Task to carry out
Retype the material word for word.

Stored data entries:
--------
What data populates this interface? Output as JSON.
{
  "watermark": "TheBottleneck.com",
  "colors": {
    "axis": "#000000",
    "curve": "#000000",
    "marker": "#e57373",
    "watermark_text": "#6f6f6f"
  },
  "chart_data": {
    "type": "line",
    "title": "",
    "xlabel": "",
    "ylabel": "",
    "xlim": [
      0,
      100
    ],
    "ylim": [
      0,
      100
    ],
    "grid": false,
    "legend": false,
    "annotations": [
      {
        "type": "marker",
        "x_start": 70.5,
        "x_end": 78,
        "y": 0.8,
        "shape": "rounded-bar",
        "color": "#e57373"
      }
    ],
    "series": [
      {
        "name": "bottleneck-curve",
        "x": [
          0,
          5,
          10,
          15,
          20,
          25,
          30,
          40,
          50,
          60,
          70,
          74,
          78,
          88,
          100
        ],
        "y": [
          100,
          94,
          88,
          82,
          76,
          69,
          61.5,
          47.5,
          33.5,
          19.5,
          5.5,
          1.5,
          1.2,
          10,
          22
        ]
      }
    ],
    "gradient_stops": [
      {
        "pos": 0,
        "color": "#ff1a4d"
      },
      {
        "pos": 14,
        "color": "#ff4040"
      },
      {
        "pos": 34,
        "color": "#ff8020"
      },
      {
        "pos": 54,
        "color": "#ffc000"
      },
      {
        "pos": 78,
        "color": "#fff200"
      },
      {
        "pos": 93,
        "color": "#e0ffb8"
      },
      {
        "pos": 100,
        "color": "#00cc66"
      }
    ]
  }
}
--------
Expected answer
What data populates this interface? Output as JSON.
{
  "watermark": "TheBottleneck.com",
  "colors": {
    "axis": "#000000",
    "curve": "#000000",
    "marker": "#e57373",
    "watermark_text": "#6f6f6f"
  },
  "chart_data": {
    "type": "line",
    "title": "",
    "xlabel": "",
    "ylabel": "",
    "xlim": [
      0,
      100
    ],
    "ylim": [
      0,
      100
    ],
    "grid": false,
    "legend": false,
    "annotations": [
      {
        "type": "marker",
        "x_start": 70.5,
        "x_end": 78,
        "y": 0.8,
        "shape": "rounded-bar",
        "color": "#e57373"
      }
    ],
    "series": [
      {
        "name": "bottleneck-curve",
        "x": [
          0,
          5,
          10,
          15,
          20,
          25,
          30,
          40,
          50,
          60,
          70,
          74,
          78,
          88,
          100
        ],
        "y": [
          100,
          94,
          88,
          82,
          76,
          69,
          61.5,
          47.5,
          33.5,
          19.5,
          5.5,
          1.5,
          1.2,
          10,
          22
        ]
      }
    ],
    "gradient_stops": [
      {
        "pos": 0,
        "color": "#ff1a4d"
      },
      {
        "pos": 14,
        "color": "#ff4040"
      },
      {
        "pos": 34,
        "color": "#ff8020"
      },
      {
        "pos": 54,
        "color": "#ffc000"
      },
      {
        "pos": 78,
        "color": "#fff200"
      },
      {
        "pos": 93,
        "color": "#e0ffb8"
      },
      {
        "pos": 100,
        "color": "#00cc66"
      }
    ]
  }
}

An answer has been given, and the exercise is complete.